● TASK OBJECTIVE: In the data below, locate each line with the word "JSON" and list it.

● RECORDS:
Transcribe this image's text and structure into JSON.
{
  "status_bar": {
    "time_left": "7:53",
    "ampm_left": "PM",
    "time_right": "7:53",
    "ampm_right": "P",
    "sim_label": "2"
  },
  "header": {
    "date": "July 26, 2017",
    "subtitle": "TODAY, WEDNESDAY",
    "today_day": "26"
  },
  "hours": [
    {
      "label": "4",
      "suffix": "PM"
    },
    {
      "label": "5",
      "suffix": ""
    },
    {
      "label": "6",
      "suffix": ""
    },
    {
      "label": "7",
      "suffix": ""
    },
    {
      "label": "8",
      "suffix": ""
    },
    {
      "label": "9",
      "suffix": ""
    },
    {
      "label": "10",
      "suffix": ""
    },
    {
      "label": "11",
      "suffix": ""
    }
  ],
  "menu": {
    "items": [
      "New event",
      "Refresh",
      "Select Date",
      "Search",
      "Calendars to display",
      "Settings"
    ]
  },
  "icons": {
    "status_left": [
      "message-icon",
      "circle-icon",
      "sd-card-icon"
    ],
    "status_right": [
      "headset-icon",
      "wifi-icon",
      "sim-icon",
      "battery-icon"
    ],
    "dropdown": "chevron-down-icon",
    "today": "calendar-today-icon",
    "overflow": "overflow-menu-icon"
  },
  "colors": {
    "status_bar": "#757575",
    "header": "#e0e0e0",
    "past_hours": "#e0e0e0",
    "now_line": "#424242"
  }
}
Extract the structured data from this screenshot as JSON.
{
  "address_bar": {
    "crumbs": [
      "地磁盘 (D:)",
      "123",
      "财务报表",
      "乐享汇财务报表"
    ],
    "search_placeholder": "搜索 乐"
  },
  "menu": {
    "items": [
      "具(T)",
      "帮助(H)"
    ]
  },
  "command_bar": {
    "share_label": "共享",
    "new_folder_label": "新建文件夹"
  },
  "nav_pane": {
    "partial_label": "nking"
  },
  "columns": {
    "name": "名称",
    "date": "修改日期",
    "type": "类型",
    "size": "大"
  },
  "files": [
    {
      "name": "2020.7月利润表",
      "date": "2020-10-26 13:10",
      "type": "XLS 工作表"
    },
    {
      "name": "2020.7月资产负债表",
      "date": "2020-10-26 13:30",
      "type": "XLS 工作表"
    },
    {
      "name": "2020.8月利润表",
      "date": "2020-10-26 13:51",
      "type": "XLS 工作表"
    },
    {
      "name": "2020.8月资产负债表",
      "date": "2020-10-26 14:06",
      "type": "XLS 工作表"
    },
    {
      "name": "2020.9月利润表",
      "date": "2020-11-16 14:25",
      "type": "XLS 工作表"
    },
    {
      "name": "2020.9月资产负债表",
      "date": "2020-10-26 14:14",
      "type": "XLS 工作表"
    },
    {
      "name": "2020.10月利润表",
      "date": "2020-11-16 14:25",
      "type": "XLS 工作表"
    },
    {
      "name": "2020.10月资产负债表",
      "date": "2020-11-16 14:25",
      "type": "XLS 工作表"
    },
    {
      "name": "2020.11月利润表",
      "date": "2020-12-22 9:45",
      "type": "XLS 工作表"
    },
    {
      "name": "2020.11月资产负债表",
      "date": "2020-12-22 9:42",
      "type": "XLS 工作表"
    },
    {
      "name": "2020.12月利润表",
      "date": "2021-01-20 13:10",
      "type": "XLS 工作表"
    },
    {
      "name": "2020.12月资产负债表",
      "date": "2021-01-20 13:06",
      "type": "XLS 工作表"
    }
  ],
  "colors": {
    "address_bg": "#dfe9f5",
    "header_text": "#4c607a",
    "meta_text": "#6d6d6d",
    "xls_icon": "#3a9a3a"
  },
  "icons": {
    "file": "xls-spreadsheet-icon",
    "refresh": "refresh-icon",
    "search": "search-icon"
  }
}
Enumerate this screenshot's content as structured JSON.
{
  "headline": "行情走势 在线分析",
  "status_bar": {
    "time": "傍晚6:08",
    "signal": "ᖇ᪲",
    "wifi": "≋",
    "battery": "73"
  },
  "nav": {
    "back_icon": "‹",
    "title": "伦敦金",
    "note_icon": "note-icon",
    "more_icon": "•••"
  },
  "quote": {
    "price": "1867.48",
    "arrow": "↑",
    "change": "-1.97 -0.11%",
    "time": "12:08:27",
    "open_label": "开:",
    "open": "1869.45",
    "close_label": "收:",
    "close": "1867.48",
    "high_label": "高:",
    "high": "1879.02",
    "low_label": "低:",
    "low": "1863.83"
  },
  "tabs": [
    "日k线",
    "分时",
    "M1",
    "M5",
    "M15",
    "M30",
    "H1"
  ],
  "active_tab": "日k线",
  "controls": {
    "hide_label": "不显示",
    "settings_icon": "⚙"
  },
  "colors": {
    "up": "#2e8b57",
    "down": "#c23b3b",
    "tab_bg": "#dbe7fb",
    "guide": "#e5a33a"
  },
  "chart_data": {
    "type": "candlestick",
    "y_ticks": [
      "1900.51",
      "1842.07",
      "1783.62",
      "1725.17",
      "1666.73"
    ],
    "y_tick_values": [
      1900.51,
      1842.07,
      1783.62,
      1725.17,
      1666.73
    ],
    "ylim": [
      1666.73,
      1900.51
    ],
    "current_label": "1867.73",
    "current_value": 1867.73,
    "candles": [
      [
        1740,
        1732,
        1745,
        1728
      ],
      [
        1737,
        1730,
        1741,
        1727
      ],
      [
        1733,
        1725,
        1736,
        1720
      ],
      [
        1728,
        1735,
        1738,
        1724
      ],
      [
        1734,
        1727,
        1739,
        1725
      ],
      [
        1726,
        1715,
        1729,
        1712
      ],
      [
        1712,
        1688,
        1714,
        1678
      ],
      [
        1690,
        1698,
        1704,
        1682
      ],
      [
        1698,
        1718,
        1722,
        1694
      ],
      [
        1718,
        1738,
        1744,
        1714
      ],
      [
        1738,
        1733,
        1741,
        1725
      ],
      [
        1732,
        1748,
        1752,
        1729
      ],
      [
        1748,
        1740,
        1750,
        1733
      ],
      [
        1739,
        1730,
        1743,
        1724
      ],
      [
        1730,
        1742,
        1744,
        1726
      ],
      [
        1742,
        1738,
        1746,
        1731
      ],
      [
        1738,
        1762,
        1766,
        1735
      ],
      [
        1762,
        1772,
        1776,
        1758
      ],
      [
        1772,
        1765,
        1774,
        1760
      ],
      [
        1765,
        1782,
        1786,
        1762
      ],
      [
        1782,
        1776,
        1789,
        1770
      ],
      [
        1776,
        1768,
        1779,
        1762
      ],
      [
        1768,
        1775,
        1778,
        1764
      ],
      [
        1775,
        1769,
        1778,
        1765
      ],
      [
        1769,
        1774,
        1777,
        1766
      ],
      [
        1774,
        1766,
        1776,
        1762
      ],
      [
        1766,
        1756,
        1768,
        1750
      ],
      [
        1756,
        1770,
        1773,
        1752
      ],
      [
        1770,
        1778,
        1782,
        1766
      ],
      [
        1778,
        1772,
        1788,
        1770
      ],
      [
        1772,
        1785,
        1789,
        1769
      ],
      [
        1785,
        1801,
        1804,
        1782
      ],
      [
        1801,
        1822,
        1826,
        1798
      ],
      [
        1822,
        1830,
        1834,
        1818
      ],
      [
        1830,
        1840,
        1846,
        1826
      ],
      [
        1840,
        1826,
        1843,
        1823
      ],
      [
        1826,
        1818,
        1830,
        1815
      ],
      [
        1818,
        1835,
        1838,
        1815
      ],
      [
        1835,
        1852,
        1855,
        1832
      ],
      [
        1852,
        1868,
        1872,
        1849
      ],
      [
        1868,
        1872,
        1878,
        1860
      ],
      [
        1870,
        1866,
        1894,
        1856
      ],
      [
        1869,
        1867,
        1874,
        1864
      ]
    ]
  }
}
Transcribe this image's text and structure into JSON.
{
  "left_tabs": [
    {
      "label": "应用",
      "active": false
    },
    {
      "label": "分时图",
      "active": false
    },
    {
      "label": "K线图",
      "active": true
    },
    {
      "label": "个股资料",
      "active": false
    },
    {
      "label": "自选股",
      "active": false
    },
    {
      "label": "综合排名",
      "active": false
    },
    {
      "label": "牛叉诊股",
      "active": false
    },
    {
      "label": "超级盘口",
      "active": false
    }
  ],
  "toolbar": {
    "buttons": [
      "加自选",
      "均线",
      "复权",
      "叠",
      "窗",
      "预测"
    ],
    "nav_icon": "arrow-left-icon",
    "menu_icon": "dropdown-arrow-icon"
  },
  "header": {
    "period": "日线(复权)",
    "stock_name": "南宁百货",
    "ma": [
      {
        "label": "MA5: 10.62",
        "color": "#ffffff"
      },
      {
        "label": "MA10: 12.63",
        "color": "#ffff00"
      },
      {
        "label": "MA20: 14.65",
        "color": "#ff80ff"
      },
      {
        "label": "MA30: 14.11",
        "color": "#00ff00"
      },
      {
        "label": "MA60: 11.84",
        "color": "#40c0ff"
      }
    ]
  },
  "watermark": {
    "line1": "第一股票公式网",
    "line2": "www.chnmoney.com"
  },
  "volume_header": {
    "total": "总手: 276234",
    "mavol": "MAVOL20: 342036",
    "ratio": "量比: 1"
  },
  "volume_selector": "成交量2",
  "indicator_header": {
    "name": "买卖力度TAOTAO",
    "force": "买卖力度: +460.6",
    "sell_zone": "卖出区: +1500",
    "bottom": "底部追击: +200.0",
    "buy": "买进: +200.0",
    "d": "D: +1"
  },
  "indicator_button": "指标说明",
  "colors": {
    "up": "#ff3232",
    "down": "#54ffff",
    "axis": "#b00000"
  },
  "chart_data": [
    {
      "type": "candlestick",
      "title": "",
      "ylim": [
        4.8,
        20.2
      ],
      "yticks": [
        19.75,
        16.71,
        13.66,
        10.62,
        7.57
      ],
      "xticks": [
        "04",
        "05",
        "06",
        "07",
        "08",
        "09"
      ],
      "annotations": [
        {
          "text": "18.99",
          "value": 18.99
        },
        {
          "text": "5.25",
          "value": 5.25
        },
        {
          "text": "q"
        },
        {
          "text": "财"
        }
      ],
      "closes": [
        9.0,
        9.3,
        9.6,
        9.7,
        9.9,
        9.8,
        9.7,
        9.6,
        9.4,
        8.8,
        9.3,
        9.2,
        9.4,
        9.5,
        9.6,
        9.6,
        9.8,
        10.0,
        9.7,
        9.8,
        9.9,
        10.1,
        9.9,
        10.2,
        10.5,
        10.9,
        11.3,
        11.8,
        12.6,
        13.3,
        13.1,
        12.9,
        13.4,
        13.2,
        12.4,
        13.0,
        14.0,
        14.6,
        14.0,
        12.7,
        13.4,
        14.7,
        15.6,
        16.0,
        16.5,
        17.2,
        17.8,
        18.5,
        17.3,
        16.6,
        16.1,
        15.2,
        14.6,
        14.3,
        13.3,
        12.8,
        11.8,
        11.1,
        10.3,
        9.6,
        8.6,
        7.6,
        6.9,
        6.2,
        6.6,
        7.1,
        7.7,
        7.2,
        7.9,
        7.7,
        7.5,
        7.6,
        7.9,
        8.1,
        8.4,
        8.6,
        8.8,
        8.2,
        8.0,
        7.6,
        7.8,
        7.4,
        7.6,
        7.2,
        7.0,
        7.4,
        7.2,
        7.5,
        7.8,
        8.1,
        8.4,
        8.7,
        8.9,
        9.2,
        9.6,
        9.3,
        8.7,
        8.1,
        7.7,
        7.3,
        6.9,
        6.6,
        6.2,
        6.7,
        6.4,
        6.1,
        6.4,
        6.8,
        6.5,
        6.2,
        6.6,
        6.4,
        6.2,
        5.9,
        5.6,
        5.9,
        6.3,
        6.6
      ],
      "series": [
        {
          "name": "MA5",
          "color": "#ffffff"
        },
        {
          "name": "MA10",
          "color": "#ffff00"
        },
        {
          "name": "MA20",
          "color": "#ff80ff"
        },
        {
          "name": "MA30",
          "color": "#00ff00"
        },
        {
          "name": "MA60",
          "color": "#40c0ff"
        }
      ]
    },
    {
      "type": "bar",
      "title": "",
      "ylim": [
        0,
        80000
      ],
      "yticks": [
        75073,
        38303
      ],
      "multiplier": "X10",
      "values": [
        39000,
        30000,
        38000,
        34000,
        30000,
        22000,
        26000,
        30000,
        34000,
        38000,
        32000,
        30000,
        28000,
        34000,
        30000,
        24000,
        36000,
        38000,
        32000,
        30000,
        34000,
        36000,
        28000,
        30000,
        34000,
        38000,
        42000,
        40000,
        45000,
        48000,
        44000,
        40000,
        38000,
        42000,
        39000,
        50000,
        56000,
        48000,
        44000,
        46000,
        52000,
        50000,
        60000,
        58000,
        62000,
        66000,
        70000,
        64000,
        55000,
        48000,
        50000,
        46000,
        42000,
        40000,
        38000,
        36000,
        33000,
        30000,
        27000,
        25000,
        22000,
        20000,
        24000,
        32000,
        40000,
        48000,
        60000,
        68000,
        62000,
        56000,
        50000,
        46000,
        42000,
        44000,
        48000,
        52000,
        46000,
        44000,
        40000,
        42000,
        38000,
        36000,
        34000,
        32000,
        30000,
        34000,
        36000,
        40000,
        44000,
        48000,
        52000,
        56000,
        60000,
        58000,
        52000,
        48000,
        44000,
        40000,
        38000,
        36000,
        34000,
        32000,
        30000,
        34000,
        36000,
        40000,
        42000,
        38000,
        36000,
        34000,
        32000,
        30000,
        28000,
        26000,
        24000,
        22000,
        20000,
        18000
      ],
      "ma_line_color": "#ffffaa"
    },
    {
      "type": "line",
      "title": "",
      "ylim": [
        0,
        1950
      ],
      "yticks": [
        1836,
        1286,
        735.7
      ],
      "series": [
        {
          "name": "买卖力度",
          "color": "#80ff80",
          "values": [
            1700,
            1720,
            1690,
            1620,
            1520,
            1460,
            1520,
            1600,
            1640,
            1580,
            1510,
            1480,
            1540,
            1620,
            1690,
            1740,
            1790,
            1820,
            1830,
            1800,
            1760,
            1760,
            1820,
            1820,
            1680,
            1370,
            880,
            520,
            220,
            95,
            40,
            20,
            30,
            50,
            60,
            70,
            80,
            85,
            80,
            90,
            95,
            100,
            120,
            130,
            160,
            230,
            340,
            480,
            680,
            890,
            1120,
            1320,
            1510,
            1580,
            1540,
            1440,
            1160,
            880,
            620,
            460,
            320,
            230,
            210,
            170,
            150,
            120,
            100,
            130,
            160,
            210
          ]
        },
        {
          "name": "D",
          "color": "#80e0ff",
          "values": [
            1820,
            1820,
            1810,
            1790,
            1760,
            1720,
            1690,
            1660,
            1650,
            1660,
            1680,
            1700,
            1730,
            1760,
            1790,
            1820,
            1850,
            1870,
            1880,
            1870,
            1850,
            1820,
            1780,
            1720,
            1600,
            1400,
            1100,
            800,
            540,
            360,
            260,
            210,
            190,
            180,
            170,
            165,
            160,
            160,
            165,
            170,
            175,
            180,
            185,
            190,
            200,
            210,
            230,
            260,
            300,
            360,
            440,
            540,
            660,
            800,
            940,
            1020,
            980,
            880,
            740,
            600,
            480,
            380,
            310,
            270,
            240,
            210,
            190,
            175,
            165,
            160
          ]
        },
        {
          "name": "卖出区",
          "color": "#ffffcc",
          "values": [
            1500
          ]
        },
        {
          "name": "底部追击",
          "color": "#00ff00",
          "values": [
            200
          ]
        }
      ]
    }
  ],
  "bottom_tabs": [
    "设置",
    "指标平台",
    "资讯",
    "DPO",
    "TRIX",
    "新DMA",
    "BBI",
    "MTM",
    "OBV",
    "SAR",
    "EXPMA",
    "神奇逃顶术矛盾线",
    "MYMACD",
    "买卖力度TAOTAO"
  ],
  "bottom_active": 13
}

● EXERCISE RESPONSE:
Transcribe this image's text and structure into JSON.
Extract the structured data from this screenshot as JSON.
Enumerate this screenshot's content as structured JSON.
Transcribe this image's text and structure into JSON.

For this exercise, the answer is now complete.